Report the count of lines containing the word "will" in the entries below, and nothing more.
## BEGIN Source records
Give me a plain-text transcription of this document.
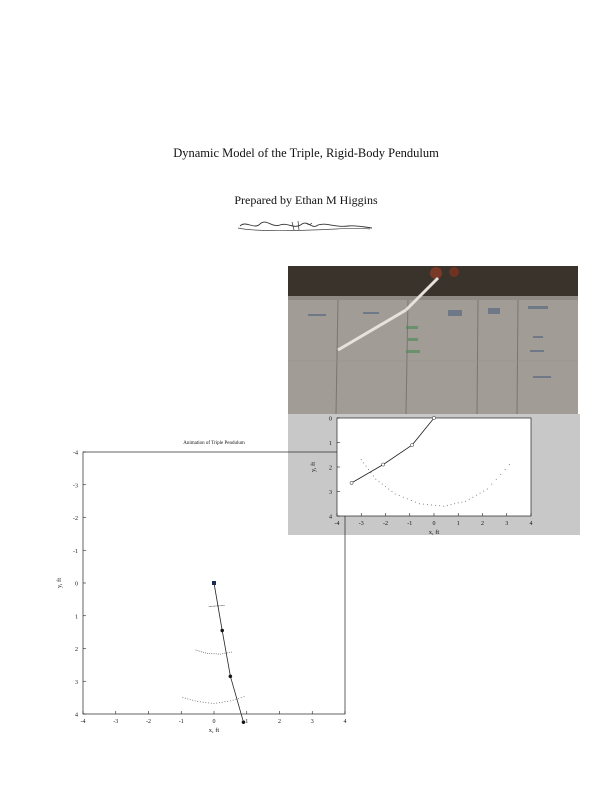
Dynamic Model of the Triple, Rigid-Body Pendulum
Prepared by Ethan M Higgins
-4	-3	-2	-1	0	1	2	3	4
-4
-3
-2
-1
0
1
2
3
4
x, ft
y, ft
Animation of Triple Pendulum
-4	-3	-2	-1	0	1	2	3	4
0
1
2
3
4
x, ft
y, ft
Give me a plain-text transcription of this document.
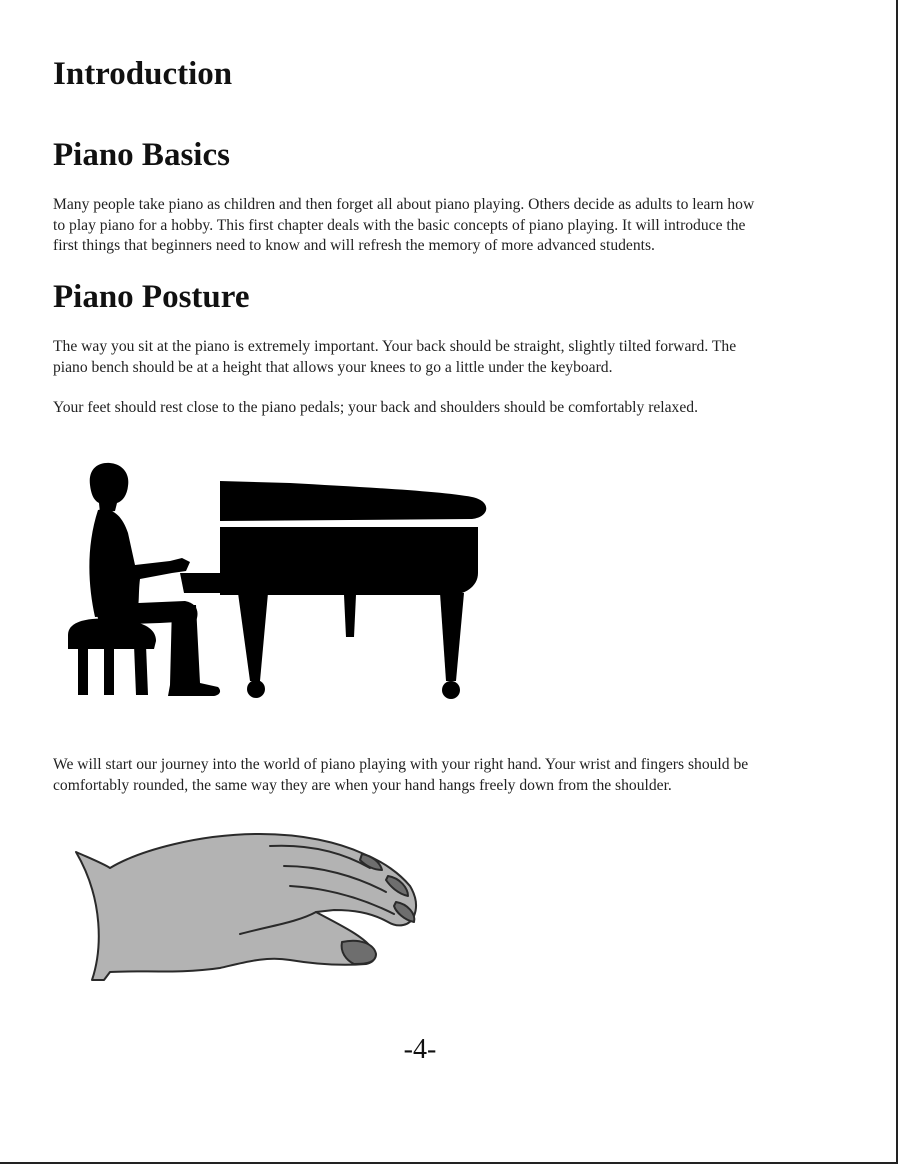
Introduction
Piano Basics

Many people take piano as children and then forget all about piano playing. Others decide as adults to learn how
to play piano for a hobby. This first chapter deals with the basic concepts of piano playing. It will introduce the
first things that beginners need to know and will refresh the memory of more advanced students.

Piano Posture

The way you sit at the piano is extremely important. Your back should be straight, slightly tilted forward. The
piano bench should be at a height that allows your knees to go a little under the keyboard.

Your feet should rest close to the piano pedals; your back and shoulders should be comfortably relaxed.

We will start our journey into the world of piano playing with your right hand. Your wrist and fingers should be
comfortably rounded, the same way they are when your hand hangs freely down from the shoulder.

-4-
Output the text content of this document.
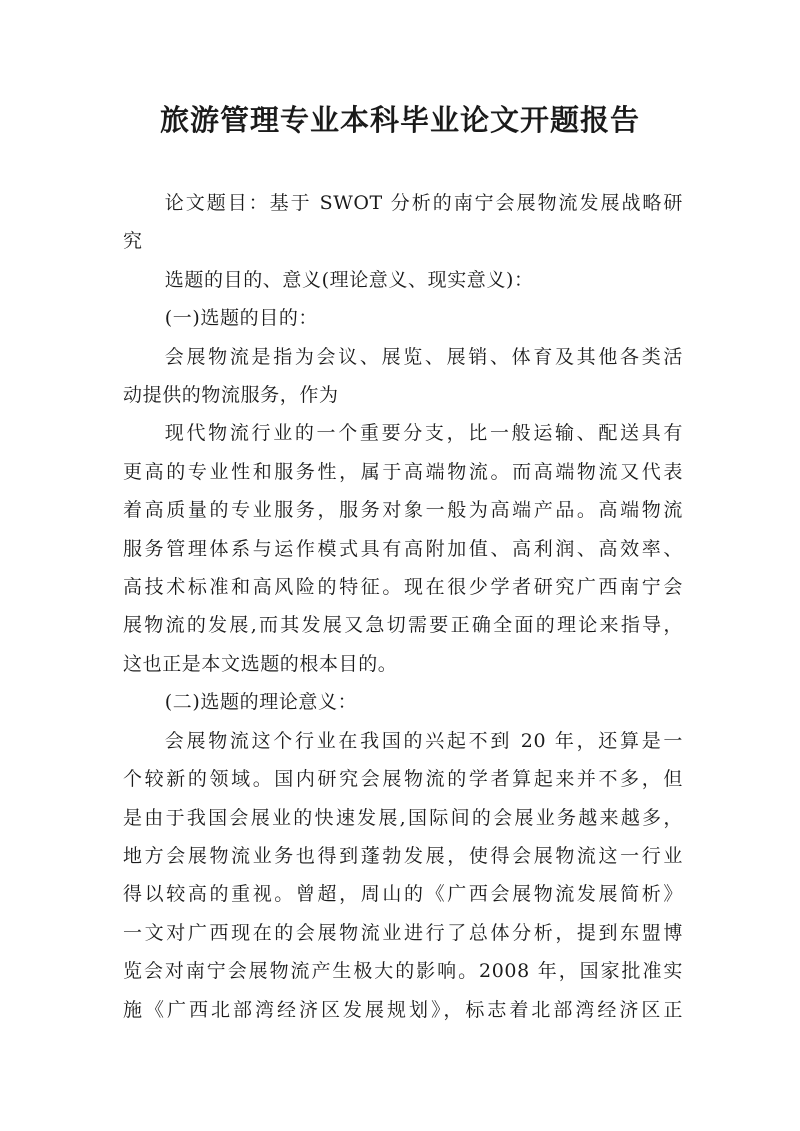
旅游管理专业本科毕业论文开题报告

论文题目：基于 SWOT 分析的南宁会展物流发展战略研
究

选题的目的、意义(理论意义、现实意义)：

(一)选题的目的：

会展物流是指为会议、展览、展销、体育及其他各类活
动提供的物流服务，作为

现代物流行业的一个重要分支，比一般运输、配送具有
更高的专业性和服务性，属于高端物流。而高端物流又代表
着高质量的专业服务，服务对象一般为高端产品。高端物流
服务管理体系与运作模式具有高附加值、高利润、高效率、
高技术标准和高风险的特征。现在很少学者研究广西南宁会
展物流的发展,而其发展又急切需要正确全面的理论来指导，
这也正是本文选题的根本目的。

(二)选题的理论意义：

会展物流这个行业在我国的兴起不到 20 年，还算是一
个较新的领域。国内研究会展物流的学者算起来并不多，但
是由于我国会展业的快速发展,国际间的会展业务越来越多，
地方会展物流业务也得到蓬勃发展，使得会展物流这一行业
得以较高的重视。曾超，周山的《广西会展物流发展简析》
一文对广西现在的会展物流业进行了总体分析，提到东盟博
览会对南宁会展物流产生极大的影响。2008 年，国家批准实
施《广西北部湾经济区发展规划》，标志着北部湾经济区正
## END Source records
## BEGIN Source records
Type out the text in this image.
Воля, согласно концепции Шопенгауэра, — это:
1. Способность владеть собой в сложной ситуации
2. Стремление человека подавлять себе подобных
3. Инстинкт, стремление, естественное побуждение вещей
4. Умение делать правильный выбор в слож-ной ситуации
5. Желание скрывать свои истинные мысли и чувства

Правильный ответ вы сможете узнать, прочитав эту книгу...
## END Source records
## Task answer
3